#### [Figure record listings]
--------

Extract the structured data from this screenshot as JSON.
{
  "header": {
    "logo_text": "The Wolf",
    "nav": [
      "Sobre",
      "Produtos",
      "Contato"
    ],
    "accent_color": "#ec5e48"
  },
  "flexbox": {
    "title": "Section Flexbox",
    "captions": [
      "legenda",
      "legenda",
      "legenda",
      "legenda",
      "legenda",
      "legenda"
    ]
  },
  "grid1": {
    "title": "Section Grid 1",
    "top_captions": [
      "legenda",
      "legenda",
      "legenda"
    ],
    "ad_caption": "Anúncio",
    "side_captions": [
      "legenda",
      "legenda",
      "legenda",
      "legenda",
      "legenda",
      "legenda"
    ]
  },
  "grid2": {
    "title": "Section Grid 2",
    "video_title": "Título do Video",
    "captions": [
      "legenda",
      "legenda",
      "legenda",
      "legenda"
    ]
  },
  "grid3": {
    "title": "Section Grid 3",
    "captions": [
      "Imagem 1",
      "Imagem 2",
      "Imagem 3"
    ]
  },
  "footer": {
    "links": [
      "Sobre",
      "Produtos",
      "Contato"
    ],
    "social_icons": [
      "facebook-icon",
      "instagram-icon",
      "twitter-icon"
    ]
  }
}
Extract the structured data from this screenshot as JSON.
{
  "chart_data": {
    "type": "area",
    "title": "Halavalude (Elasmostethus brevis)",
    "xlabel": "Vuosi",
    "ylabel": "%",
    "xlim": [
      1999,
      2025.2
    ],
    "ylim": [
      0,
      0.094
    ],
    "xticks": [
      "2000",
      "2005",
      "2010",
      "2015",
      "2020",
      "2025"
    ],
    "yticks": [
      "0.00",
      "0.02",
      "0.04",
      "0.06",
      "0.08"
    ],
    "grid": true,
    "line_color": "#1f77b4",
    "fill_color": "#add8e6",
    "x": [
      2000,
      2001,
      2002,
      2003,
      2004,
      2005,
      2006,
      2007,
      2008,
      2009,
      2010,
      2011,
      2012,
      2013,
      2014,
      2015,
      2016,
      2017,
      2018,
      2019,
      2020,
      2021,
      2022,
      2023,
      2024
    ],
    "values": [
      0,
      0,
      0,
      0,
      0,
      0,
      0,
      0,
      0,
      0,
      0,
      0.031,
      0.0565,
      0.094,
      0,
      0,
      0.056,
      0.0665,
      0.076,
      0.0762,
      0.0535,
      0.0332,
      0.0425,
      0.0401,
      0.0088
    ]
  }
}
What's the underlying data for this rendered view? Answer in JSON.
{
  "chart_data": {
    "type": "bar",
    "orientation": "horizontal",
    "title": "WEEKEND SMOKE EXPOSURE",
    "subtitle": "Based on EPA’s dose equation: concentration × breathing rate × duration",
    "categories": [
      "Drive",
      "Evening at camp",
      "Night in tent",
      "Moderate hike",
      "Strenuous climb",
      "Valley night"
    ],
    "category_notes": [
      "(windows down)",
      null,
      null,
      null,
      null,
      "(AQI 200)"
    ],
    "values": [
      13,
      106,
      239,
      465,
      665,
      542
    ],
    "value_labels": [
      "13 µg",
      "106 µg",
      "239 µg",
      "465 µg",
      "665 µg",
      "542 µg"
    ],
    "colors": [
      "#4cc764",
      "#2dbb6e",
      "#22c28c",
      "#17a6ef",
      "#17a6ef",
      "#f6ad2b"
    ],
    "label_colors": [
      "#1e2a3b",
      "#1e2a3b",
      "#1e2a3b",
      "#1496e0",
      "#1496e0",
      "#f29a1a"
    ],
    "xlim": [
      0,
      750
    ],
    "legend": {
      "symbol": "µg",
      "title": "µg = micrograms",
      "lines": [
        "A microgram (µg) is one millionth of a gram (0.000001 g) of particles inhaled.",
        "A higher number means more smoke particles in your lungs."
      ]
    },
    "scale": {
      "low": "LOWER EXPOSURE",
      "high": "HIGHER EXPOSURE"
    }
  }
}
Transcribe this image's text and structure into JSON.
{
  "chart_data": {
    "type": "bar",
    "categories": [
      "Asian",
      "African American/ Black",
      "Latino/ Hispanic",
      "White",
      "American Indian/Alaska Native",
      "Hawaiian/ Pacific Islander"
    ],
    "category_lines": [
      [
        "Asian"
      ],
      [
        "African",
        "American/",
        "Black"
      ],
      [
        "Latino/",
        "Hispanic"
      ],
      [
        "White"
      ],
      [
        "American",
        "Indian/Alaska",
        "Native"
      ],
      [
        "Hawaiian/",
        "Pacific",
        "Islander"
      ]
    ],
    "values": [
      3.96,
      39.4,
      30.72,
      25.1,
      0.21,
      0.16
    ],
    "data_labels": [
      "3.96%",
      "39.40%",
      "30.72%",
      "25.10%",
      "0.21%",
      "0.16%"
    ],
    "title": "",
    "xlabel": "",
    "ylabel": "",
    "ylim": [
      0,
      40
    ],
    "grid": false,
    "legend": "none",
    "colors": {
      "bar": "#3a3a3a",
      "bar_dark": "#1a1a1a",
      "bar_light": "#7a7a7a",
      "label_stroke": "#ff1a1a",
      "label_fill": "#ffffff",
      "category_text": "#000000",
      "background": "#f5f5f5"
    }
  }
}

--------

#### [Work instructions]
Produce an exact repeat of the lines from the one containing "Transcribe this image's" through the last line of the data, and nothing more.

#### [Answer for this exercise]
Transcribe this image's text and structure into JSON.
{
  "chart_data": {
    "type": "bar",
    "categories": [
      "Asian",
      "African American/ Black",
      "Latino/ Hispanic",
      "White",
      "American Indian/Alaska Native",
      "Hawaiian/ Pacific Islander"
    ],
    "category_lines": [
      [
        "Asian"
      ],
      [
        "African",
        "American/",
        "Black"
      ],
      [
        "Latino/",
        "Hispanic"
      ],
      [
        "White"
      ],
      [
        "American",
        "Indian/Alaska",
        "Native"
      ],
      [
        "Hawaiian/",
        "Pacific",
        "Islander"
      ]
    ],
    "values": [
      3.96,
      39.4,
      30.72,
      25.1,
      0.21,
      0.16
    ],
    "data_labels": [
      "3.96%",
      "39.40%",
      "30.72%",
      "25.10%",
      "0.21%",
      "0.16%"
    ],
    "title": "",
    "xlabel": "",
    "ylabel": "",
    "ylim": [
      0,
      40
    ],
    "grid": false,
    "legend": "none",
    "colors": {
      "bar": "#3a3a3a",
      "bar_dark": "#1a1a1a",
      "bar_light": "#7a7a7a",
      "label_stroke": "#ff1a1a",
      "label_fill": "#ffffff",
      "category_text": "#000000",
      "background": "#f5f5f5"
    }
  }
}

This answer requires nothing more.